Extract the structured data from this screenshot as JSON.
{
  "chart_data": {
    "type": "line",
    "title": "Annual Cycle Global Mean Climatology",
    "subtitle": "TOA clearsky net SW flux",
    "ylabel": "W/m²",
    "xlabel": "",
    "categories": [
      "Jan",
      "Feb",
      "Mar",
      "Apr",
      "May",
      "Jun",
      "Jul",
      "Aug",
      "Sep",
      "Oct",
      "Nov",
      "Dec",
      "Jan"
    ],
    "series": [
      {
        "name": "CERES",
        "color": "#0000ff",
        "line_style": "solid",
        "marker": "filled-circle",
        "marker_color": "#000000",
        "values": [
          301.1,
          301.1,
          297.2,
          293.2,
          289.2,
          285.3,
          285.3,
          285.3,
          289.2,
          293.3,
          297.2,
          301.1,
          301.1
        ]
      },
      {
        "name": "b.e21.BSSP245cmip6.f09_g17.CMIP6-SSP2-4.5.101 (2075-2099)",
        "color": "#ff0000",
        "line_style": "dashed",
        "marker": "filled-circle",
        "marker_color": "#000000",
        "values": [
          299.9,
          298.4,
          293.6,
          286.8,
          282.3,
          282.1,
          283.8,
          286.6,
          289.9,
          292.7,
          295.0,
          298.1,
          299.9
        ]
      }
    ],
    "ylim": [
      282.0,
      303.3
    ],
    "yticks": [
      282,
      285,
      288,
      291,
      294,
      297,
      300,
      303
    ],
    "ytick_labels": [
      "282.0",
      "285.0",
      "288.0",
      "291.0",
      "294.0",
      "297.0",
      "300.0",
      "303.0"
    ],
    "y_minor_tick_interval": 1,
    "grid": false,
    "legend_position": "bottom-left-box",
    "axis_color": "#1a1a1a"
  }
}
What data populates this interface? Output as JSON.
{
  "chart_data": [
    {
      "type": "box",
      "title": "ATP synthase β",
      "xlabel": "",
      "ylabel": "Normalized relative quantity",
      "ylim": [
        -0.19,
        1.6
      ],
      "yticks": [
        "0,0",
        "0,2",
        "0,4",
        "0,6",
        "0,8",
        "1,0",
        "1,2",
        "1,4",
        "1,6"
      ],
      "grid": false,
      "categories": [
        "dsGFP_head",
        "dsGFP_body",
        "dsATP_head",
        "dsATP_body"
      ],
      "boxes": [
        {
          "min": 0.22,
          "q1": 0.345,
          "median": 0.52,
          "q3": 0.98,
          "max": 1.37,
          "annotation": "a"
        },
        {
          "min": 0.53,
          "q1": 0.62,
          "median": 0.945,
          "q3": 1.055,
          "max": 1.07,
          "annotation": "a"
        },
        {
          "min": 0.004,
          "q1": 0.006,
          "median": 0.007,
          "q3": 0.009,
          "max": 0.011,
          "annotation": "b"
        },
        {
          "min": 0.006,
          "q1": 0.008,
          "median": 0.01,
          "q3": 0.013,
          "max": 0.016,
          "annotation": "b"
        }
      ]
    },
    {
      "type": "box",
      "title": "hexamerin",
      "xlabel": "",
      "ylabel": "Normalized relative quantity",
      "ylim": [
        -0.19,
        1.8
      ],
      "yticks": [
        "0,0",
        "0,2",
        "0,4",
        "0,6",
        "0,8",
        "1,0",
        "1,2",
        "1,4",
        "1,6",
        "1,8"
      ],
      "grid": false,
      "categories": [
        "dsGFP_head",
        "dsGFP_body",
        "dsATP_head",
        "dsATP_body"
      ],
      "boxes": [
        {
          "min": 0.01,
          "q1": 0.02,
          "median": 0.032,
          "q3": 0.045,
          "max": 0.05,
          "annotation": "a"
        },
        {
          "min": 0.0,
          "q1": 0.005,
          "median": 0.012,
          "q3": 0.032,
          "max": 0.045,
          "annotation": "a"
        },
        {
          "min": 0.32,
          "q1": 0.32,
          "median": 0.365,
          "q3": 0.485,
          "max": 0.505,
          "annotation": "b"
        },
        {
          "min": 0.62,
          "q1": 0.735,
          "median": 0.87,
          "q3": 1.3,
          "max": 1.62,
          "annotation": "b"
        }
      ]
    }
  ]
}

┄┄┄┄┄┄

▶ What you are asked to do:
Collect the lines that hold "median".

▶ Worked solution:
          "median": 0.52,
          "median": 0.945,
          "median": 0.007,
          "median": 0.01,
          "median": 0.032,
          "median": 0.012,
          "median": 0.365,
          "median": 0.87,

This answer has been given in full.